[[ Records to use open ]]

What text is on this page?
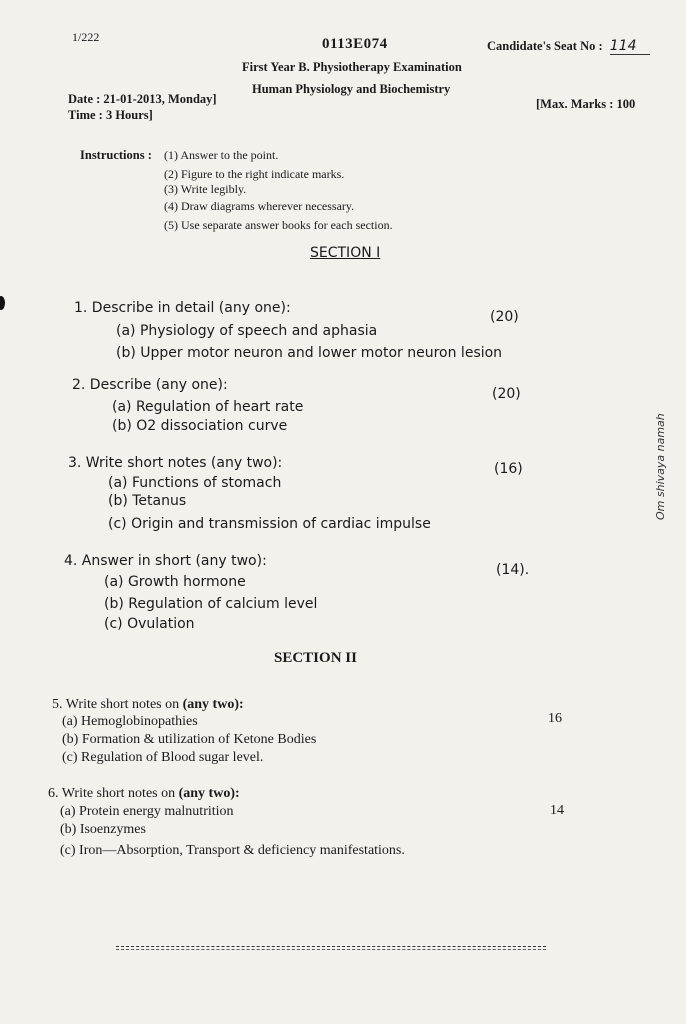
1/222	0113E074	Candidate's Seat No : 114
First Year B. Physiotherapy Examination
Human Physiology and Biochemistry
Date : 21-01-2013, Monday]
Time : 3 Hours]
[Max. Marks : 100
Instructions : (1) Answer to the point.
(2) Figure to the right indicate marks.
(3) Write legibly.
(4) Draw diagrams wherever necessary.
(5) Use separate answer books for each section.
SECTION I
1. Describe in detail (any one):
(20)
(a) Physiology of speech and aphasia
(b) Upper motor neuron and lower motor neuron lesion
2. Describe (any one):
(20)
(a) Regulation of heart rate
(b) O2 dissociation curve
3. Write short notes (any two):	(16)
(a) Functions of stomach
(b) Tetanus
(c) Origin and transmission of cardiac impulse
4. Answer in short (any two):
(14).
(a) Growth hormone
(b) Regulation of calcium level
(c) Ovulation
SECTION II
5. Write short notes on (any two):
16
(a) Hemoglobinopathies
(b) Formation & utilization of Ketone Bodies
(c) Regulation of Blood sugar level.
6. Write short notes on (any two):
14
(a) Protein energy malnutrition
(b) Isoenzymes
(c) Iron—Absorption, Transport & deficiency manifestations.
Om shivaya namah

[[ Records to use closed ]]
[[ Records to use open ]]

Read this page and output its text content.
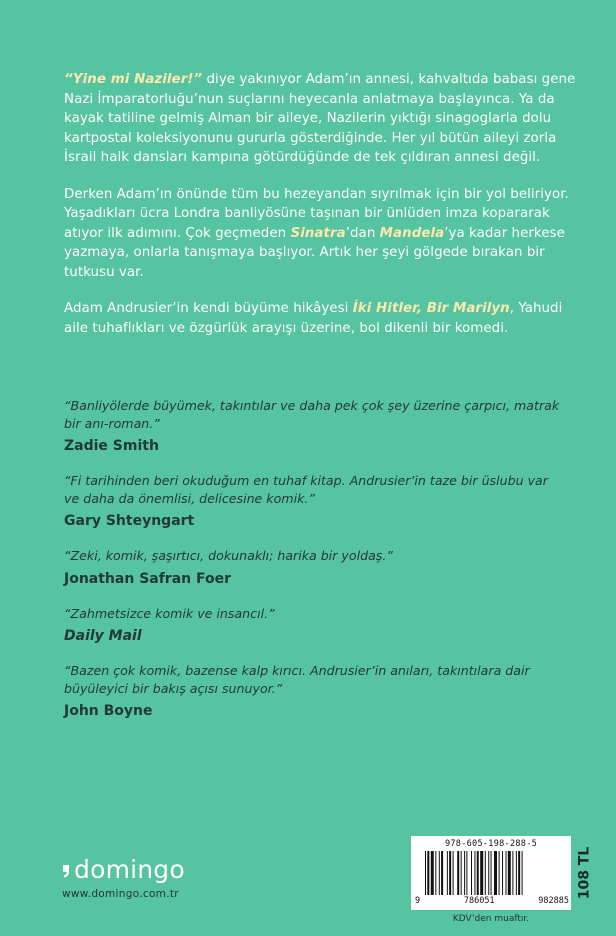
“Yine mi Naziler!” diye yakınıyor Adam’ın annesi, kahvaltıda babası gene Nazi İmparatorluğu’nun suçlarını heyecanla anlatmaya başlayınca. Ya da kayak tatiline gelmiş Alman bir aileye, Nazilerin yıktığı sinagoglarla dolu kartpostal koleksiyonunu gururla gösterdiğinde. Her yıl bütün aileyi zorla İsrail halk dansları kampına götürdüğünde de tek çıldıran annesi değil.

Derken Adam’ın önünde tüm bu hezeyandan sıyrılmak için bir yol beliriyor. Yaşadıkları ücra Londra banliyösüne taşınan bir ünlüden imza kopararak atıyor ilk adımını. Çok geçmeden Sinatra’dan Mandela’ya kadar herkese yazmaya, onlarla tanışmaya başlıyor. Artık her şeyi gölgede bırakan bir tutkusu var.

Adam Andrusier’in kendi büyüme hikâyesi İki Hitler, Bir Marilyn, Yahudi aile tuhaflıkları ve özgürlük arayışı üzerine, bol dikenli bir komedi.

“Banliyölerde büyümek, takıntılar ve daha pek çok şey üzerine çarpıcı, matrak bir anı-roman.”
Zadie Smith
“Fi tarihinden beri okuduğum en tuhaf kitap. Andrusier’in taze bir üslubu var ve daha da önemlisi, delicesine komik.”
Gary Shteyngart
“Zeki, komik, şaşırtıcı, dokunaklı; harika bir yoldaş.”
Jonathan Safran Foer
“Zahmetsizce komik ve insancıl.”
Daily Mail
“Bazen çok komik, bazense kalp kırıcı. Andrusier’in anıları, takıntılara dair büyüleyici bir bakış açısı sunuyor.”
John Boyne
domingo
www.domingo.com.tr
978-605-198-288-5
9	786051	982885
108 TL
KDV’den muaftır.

[[ Records to use closed ]]

Go through the entries above and report every line in which the word "level" appears.

(b) Regulation of calcium level
(c) Regulation of Blood sugar level.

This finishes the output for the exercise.